Work required: Wherever the word "soveltuvat" turns up in a line of the entries, copy that line.

Material:

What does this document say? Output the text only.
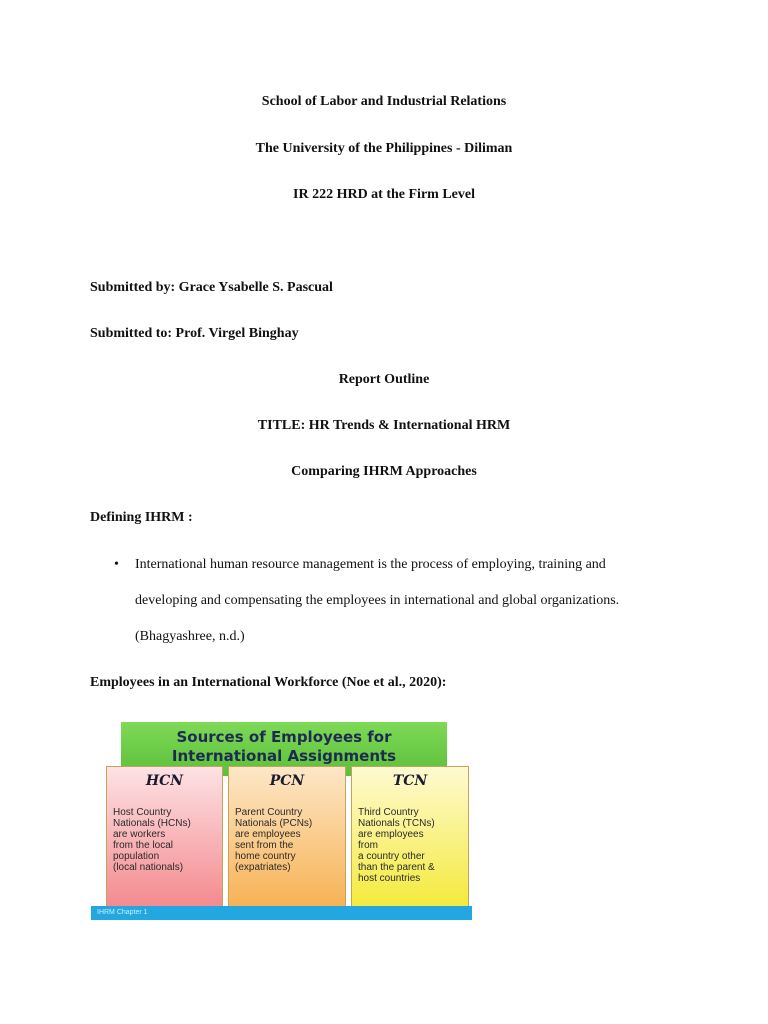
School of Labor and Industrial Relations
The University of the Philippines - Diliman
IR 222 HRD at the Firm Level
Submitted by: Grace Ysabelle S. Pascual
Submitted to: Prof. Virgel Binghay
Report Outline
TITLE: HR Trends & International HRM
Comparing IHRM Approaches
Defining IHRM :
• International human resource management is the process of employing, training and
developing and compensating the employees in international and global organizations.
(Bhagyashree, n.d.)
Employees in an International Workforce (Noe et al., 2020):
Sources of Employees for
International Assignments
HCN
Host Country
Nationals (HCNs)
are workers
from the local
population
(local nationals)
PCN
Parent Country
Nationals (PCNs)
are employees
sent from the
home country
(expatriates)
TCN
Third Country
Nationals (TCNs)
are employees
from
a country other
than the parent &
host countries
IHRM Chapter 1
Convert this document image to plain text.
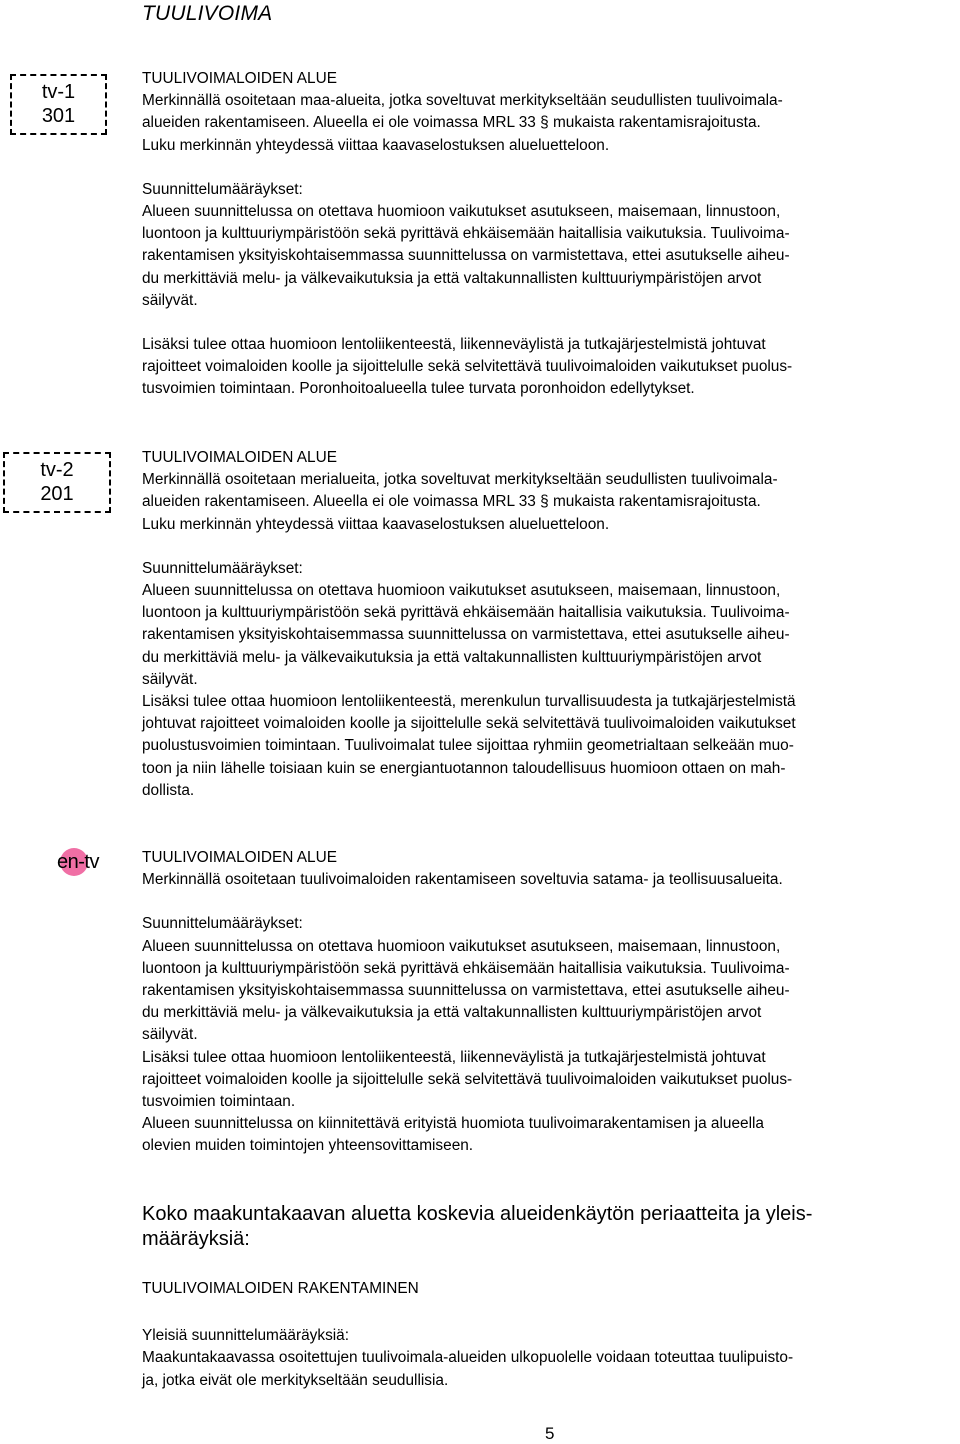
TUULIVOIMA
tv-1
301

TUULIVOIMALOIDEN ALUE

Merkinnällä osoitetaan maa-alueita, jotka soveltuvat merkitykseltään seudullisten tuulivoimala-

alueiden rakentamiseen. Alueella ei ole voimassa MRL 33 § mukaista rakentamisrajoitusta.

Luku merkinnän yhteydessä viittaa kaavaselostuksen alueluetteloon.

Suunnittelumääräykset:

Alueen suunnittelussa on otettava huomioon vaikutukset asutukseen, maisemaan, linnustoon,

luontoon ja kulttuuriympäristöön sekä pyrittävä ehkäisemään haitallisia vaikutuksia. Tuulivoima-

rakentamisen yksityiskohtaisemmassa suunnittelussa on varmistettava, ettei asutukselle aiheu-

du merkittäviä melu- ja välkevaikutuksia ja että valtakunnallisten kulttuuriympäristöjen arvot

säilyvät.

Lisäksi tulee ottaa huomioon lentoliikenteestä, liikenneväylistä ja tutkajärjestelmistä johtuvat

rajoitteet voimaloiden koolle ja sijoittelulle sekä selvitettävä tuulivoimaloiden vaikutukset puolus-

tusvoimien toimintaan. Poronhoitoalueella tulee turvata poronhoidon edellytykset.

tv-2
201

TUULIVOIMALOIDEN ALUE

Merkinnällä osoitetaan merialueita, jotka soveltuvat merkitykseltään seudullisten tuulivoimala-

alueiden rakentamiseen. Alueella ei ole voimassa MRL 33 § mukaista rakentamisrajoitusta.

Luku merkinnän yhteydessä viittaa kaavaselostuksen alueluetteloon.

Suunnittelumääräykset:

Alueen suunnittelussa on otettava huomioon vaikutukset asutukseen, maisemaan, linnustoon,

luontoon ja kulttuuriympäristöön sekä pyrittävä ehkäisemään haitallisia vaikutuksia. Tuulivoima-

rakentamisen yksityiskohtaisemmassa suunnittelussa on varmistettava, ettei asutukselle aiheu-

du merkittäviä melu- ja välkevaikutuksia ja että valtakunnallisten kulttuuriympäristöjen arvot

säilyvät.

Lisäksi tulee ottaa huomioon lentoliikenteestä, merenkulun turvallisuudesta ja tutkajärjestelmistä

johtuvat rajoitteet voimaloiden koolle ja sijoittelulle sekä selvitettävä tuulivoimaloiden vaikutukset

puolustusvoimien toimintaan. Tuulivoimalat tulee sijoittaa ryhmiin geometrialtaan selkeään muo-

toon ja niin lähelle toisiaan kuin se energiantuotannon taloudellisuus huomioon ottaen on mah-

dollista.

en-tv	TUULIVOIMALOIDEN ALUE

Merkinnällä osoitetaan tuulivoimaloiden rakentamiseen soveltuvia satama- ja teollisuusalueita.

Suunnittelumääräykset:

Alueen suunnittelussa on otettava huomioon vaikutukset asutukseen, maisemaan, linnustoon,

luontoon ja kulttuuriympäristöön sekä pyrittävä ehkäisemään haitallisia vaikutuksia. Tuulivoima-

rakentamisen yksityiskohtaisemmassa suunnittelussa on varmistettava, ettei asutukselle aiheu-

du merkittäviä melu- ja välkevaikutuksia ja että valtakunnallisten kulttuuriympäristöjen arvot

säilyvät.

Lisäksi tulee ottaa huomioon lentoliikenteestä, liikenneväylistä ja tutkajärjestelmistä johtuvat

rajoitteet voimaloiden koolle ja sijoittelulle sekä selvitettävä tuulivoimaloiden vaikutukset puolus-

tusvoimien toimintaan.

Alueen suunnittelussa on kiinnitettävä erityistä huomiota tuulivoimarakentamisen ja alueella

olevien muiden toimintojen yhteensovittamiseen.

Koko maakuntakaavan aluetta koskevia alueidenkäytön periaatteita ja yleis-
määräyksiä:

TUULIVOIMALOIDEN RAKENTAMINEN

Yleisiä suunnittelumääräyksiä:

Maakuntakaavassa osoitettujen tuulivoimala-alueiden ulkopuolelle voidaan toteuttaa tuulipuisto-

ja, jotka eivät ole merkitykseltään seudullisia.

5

Problem solution:
Merkinnällä osoitetaan maa-alueita, jotka soveltuvat merkitykseltään seudullisten tuulivoimala-
Merkinnällä osoitetaan merialueita, jotka soveltuvat merkitykseltään seudullisten tuulivoimala-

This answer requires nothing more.